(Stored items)
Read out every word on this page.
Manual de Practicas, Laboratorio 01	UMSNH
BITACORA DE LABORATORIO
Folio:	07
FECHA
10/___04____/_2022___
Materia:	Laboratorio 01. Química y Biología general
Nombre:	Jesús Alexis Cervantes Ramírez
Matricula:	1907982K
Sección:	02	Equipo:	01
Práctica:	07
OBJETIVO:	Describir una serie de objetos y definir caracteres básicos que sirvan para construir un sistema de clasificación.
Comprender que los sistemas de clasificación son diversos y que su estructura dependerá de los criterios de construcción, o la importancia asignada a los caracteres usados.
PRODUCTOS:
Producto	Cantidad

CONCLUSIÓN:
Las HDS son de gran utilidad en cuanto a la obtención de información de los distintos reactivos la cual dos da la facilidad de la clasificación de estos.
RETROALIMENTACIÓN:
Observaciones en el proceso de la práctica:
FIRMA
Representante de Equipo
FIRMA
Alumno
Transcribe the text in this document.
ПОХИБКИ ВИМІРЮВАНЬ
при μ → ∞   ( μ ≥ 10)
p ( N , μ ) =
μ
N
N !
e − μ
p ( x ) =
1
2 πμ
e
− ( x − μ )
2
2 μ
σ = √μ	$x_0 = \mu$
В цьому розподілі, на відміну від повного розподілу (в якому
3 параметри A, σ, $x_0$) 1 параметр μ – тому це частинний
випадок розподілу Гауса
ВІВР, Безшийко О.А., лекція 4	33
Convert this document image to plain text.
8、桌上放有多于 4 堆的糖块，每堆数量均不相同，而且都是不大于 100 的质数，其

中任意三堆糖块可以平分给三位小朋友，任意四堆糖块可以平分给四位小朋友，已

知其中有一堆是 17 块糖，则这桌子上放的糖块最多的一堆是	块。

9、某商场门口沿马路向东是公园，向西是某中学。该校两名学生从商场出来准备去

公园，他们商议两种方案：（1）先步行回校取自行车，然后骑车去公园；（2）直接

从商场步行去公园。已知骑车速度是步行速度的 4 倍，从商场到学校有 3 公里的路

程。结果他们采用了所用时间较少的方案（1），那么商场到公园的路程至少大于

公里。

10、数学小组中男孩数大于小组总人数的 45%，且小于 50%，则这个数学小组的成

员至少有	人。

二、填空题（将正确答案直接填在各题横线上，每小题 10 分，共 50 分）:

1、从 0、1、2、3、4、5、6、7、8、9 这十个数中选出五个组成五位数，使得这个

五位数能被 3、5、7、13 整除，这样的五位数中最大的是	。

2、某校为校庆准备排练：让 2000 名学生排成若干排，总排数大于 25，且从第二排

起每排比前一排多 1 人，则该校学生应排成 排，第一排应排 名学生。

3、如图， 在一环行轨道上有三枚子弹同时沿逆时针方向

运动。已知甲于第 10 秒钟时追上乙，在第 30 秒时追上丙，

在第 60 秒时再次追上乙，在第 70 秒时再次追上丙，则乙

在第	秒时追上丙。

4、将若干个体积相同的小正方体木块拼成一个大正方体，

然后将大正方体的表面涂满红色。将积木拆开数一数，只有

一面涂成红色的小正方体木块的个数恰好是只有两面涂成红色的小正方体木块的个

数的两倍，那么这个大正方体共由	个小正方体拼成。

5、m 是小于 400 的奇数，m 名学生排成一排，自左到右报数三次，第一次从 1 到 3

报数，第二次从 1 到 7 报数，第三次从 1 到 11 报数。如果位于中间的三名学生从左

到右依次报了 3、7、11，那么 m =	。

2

#### Exercise:
Using the records above, please retype only the run of lines from the line holding "Convert this document image to plain text." through the last line, both ends included.

#### Finished answer:
Convert this document image to plain text.
8、桌上放有多于 4 堆的糖块，每堆数量均不相同，而且都是不大于 100 的质数，其

中任意三堆糖块可以平分给三位小朋友，任意四堆糖块可以平分给四位小朋友，已

知其中有一堆是 17 块糖，则这桌子上放的糖块最多的一堆是	块。

9、某商场门口沿马路向东是公园，向西是某中学。该校两名学生从商场出来准备去

公园，他们商议两种方案：（1）先步行回校取自行车，然后骑车去公园；（2）直接

从商场步行去公园。已知骑车速度是步行速度的 4 倍，从商场到学校有 3 公里的路

程。结果他们采用了所用时间较少的方案（1），那么商场到公园的路程至少大于

公里。

10、数学小组中男孩数大于小组总人数的 45%，且小于 50%，则这个数学小组的成

员至少有	人。

二、填空题（将正确答案直接填在各题横线上，每小题 10 分，共 50 分）:

1、从 0、1、2、3、4、5、6、7、8、9 这十个数中选出五个组成五位数，使得这个

五位数能被 3、5、7、13 整除，这样的五位数中最大的是	。

2、某校为校庆准备排练：让 2000 名学生排成若干排，总排数大于 25，且从第二排

起每排比前一排多 1 人，则该校学生应排成 排，第一排应排 名学生。

3、如图， 在一环行轨道上有三枚子弹同时沿逆时针方向

运动。已知甲于第 10 秒钟时追上乙，在第 30 秒时追上丙，

在第 60 秒时再次追上乙，在第 70 秒时再次追上丙，则乙

在第	秒时追上丙。

4、将若干个体积相同的小正方体木块拼成一个大正方体，

然后将大正方体的表面涂满红色。将积木拆开数一数，只有

一面涂成红色的小正方体木块的个数恰好是只有两面涂成红色的小正方体木块的个

数的两倍，那么这个大正方体共由	个小正方体拼成。

5、m 是小于 400 的奇数，m 名学生排成一排，自左到右报数三次，第一次从 1 到 3

报数，第二次从 1 到 7 报数，第三次从 1 到 11 报数。如果位于中间的三名学生从左

到右依次报了 3、7、11，那么 m =	。

2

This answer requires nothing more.